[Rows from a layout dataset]
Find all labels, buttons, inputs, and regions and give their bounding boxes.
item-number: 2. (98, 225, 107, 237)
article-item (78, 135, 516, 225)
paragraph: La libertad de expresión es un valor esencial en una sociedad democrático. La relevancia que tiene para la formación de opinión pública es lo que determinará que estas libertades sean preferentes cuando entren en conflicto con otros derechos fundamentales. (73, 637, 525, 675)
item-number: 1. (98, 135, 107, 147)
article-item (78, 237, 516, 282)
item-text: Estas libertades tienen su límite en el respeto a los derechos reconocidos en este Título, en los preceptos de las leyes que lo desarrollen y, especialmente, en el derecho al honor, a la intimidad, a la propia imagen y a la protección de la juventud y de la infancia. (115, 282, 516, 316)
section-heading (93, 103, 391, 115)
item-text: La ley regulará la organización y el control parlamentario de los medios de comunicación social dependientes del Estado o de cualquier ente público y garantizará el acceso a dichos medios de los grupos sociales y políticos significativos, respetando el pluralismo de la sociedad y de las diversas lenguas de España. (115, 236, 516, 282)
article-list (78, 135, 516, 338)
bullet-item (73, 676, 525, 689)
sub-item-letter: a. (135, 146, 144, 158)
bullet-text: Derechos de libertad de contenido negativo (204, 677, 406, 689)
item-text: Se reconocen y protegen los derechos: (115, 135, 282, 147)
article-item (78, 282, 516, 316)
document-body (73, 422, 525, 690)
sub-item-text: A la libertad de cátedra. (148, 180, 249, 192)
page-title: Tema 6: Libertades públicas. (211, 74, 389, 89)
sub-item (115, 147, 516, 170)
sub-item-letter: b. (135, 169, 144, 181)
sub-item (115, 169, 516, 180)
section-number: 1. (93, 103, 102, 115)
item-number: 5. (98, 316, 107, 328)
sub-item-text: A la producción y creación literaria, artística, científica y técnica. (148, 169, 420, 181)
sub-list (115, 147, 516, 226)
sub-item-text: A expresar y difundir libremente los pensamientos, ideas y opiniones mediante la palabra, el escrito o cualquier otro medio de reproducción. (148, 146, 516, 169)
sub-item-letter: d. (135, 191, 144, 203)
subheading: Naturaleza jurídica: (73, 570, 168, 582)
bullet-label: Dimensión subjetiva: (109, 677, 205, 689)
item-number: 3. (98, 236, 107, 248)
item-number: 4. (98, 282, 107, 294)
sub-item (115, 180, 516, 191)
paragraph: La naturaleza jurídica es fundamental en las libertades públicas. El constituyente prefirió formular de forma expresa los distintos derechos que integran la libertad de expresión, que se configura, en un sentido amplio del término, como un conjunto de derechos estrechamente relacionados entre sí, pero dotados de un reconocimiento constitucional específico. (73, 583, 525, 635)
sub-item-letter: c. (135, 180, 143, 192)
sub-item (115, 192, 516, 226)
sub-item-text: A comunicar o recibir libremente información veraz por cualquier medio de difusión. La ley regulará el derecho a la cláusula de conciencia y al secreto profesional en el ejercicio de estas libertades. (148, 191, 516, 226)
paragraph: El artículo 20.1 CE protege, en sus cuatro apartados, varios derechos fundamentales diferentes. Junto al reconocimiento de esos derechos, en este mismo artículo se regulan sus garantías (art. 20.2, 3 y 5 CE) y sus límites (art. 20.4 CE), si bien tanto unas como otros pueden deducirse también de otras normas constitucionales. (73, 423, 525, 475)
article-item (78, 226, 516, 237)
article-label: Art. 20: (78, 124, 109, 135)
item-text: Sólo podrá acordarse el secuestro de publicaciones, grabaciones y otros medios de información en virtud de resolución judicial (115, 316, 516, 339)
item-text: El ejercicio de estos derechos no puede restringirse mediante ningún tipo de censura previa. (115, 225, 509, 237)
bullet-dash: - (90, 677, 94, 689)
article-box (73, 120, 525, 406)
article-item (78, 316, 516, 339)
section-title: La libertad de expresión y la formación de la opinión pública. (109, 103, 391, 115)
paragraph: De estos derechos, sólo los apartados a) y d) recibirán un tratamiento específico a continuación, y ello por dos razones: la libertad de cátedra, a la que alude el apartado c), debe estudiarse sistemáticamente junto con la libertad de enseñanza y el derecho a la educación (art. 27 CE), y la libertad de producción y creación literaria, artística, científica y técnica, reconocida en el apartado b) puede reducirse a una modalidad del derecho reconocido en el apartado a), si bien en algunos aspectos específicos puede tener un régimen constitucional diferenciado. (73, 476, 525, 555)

## Prompt
Rename "article-item" to "article-entry" in the stretch of the listing from the start through the line containing "paragraph: La libertad", leaving everything else unchanged.

## Response
Find all labels, buttons, inputs, and regions and give their bounding boxes.
item-number: 2. (98, 225, 107, 237)
article-entry (78, 135, 516, 225)
paragraph: La libertad de expresión es un valor esencial en una sociedad democrático. La relevancia que tiene para la formación de opinión pública es lo que determinará que estas libertades sean preferentes cuando entren en conflicto con otros derechos fundamentales. (73, 637, 525, 675)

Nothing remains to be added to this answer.